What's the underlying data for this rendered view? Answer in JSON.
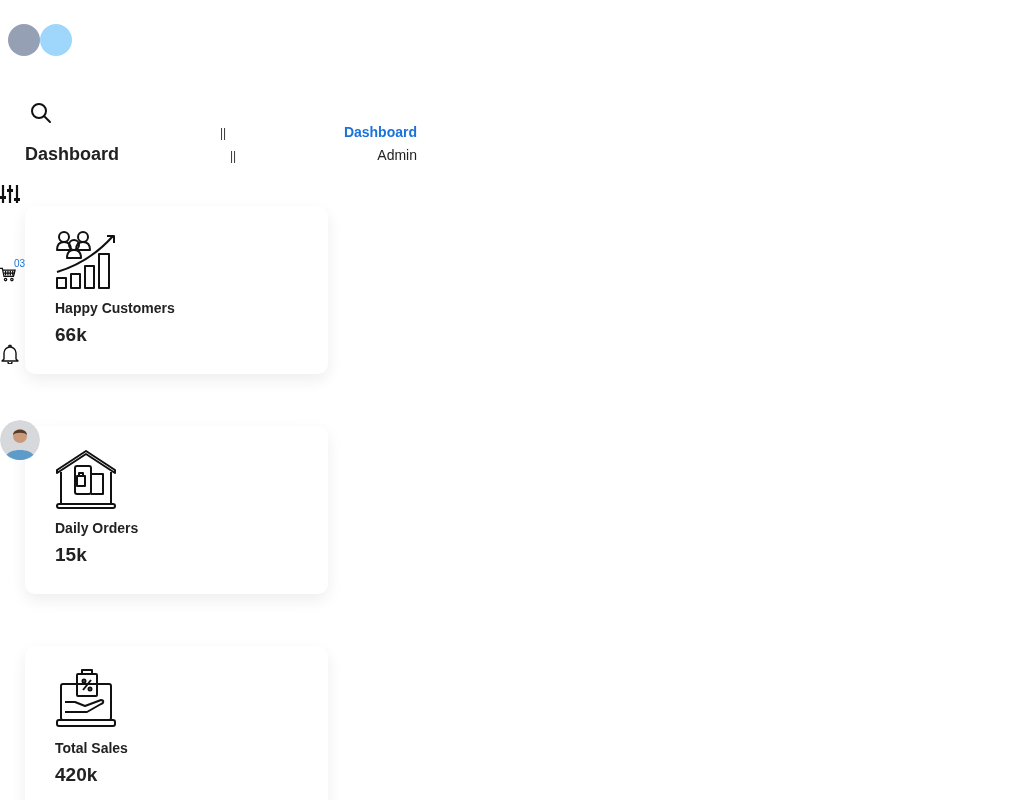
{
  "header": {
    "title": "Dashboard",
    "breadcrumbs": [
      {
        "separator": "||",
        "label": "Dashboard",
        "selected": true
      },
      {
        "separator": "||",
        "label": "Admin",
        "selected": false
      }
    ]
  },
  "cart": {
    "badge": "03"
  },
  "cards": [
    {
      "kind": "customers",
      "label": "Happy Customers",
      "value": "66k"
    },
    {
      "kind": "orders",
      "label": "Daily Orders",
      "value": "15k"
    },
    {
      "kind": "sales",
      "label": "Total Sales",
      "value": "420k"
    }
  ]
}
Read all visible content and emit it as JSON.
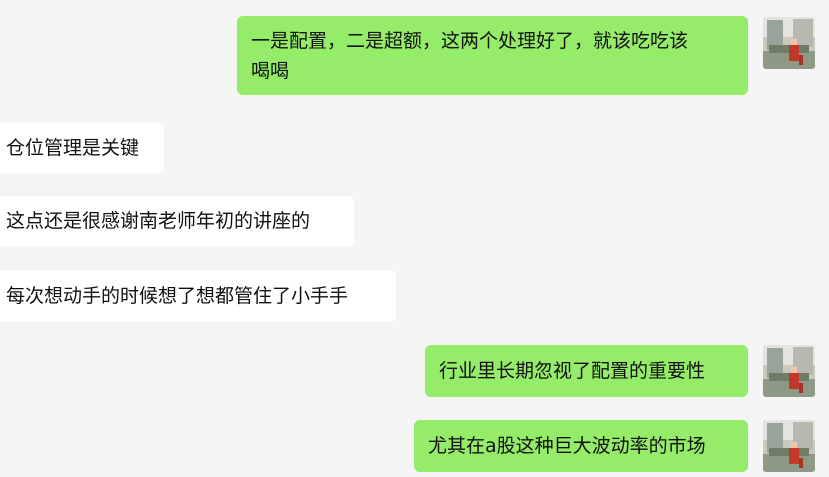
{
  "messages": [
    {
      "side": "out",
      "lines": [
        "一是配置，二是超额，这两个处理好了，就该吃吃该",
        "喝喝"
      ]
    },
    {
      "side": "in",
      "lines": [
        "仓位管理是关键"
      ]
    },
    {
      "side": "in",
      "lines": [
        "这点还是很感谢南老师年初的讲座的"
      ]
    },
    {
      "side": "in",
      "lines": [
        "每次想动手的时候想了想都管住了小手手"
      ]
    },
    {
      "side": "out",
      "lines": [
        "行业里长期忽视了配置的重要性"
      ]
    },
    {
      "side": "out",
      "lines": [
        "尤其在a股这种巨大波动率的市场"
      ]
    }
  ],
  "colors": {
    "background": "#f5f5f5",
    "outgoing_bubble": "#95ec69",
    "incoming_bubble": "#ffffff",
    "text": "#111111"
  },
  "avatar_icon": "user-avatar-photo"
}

::::

## Exercise requirements
Without the pictures, restate all of the entries above verbatim.

## Correct response
What's the underlying data for this rendered view? Answer in JSON.
{
  "header": {
    "title": "Dashboard",
    "breadcrumbs": [
      {
        "separator": "||",
        "label": "Dashboard",
        "selected": true
      },
      {
        "separator": "||",
        "label": "Admin",
        "selected": false
      }
    ]
  },
  "cart": {
    "badge": "03"
  },
  "cards": [
    {
      "kind": "customers",
      "label": "Happy Customers",
      "value": "66k"
    },
    {
      "kind": "orders",
      "label": "Daily Orders",
      "value": "15k"
    },
    {
      "kind": "sales",
      "label": "Total Sales",
      "value": "420k"
    }
  ]
}
Read all visible content and emit it as JSON.
{
  "messages": [
    {
      "side": "out",
      "lines": [
        "一是配置，二是超额，这两个处理好了，就该吃吃该",
        "喝喝"
      ]
    },
    {
      "side": "in",
      "lines": [
        "仓位管理是关键"
      ]
    },
    {
      "side": "in",
      "lines": [
        "这点还是很感谢南老师年初的讲座的"
      ]
    },
    {
      "side": "in",
      "lines": [
        "每次想动手的时候想了想都管住了小手手"
      ]
    },
    {
      "side": "out",
      "lines": [
        "行业里长期忽视了配置的重要性"
      ]
    },
    {
      "side": "out",
      "lines": [
        "尤其在a股这种巨大波动率的市场"
      ]
    }
  ],
  "colors": {
    "background": "#f5f5f5",
    "outgoing_bubble": "#95ec69",
    "incoming_bubble": "#ffffff",
    "text": "#111111"
  },
  "avatar_icon": "user-avatar-photo"
}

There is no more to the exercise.